WHAT TO WORK ON:
Please print the full listing exactly.

=======

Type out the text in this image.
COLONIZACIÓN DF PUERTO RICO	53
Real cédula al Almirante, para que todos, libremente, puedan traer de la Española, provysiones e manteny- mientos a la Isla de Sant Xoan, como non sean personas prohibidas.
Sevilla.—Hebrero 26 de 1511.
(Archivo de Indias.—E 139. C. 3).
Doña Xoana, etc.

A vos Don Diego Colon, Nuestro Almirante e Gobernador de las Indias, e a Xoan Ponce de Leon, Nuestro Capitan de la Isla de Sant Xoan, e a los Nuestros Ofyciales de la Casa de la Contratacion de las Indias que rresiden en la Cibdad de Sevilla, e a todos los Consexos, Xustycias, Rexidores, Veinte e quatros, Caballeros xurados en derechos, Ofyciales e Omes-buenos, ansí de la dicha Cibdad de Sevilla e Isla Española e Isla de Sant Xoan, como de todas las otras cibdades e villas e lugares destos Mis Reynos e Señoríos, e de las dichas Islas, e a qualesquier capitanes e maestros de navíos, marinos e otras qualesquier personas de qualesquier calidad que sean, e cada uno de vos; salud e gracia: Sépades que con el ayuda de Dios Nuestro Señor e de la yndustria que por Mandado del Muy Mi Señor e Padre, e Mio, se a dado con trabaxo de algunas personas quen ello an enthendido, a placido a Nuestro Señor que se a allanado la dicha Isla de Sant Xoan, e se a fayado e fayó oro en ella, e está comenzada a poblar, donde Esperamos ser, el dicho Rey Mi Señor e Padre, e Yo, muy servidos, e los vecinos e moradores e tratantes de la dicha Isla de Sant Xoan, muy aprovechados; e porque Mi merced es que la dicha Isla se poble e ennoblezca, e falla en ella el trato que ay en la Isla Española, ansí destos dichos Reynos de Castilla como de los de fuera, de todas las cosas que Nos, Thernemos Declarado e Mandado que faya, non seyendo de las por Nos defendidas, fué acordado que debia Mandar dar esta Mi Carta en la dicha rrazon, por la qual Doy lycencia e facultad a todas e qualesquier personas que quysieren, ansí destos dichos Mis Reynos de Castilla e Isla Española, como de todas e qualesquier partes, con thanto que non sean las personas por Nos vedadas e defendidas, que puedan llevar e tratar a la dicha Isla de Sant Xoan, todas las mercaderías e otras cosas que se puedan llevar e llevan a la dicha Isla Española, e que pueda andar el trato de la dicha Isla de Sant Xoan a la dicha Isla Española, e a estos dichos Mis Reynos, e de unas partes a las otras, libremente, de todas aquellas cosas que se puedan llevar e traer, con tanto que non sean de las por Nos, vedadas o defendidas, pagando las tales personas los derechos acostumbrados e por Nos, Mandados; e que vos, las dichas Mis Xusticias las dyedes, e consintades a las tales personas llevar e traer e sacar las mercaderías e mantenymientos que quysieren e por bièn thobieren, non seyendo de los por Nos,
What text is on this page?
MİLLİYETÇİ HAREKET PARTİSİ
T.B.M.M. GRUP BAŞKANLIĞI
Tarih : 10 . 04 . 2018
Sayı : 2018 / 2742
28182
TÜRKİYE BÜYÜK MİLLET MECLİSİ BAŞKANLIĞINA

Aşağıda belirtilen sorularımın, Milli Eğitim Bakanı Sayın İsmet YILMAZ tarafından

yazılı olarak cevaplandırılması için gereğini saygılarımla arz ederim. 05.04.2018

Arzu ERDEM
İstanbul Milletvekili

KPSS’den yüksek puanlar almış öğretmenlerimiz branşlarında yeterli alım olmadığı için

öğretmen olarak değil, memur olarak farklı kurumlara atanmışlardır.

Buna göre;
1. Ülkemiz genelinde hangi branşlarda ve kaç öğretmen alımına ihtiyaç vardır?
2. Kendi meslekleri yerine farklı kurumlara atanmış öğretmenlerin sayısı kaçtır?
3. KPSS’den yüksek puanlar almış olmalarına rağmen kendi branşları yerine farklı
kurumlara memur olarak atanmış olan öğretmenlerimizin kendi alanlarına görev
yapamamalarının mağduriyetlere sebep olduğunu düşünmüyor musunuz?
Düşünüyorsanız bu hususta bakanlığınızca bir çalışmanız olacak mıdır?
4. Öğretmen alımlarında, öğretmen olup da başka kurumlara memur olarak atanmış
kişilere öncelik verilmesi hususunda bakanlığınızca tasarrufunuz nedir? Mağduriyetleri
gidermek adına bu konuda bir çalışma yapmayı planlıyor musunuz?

=======

FULL SOLUTION:
Type out the text in this image.
COLONIZACIÓN DF PUERTO RICO	53
Real cédula al Almirante, para que todos, libremente, puedan traer de la Española, provysiones e manteny- mientos a la Isla de Sant Xoan, como non sean personas prohibidas.
Sevilla.—Hebrero 26 de 1511.
(Archivo de Indias.—E 139. C. 3).
Doña Xoana, etc.

A vos Don Diego Colon, Nuestro Almirante e Gobernador de las Indias, e a Xoan Ponce de Leon, Nuestro Capitan de la Isla de Sant Xoan, e a los Nuestros Ofyciales de la Casa de la Contratacion de las Indias que rresiden en la Cibdad de Sevilla, e a todos los Consexos, Xustycias, Rexidores, Veinte e quatros, Caballeros xurados en derechos, Ofyciales e Omes-buenos, ansí de la dicha Cibdad de Sevilla e Isla Española e Isla de Sant Xoan, como de todas las otras cibdades e villas e lugares destos Mis Reynos e Señoríos, e de las dichas Islas, e a qualesquier capitanes e maestros de navíos, marinos e otras qualesquier personas de qualesquier calidad que sean, e cada uno de vos; salud e gracia: Sépades que con el ayuda de Dios Nuestro Señor e de la yndustria que por Mandado del Muy Mi Señor e Padre, e Mio, se a dado con trabaxo de algunas personas quen ello an enthendido, a placido a Nuestro Señor que se a allanado la dicha Isla de Sant Xoan, e se a fayado e fayó oro en ella, e está comenzada a poblar, donde Esperamos ser, el dicho Rey Mi Señor e Padre, e Yo, muy servidos, e los vecinos e moradores e tratantes de la dicha Isla de Sant Xoan, muy aprovechados; e porque Mi merced es que la dicha Isla se poble e ennoblezca, e falla en ella el trato que ay en la Isla Española, ansí destos dichos Reynos de Castilla como de los de fuera, de todas las cosas que Nos, Thernemos Declarado e Mandado que faya, non seyendo de las por Nos defendidas, fué acordado que debia Mandar dar esta Mi Carta en la dicha rrazon, por la qual Doy lycencia e facultad a todas e qualesquier personas que quysieren, ansí destos dichos Mis Reynos de Castilla e Isla Española, como de todas e qualesquier partes, con thanto que non sean las personas por Nos vedadas e defendidas, que puedan llevar e tratar a la dicha Isla de Sant Xoan, todas las mercaderías e otras cosas que se puedan llevar e llevan a la dicha Isla Española, e que pueda andar el trato de la dicha Isla de Sant Xoan a la dicha Isla Española, e a estos dichos Mis Reynos, e de unas partes a las otras, libremente, de todas aquellas cosas que se puedan llevar e traer, con tanto que non sean de las por Nos, vedadas o defendidas, pagando las tales personas los derechos acostumbrados e por Nos, Mandados; e que vos, las dichas Mis Xusticias las dyedes, e consintades a las tales personas llevar e traer e sacar las mercaderías e mantenymientos que quysieren e por bièn thobieren, non seyendo de los por Nos,
What text is on this page?
MİLLİYETÇİ HAREKET PARTİSİ
T.B.M.M. GRUP BAŞKANLIĞI
Tarih : 10 . 04 . 2018
Sayı : 2018 / 2742
28182
TÜRKİYE BÜYÜK MİLLET MECLİSİ BAŞKANLIĞINA

Aşağıda belirtilen sorularımın, Milli Eğitim Bakanı Sayın İsmet YILMAZ tarafından

yazılı olarak cevaplandırılması için gereğini saygılarımla arz ederim. 05.04.2018

Arzu ERDEM
İstanbul Milletvekili

KPSS’den yüksek puanlar almış öğretmenlerimiz branşlarında yeterli alım olmadığı için

öğretmen olarak değil, memur olarak farklı kurumlara atanmışlardır.

Buna göre;
1. Ülkemiz genelinde hangi branşlarda ve kaç öğretmen alımına ihtiyaç vardır?
2. Kendi meslekleri yerine farklı kurumlara atanmış öğretmenlerin sayısı kaçtır?
3. KPSS’den yüksek puanlar almış olmalarına rağmen kendi branşları yerine farklı
kurumlara memur olarak atanmış olan öğretmenlerimizin kendi alanlarına görev
yapamamalarının mağduriyetlere sebep olduğunu düşünmüyor musunuz?
Düşünüyorsanız bu hususta bakanlığınızca bir çalışmanız olacak mıdır?
4. Öğretmen alımlarında, öğretmen olup da başka kurumlara memur olarak atanmış
kişilere öncelik verilmesi hususunda bakanlığınızca tasarrufunuz nedir? Mağduriyetleri
gidermek adına bu konuda bir çalışma yapmayı planlıyor musunuz?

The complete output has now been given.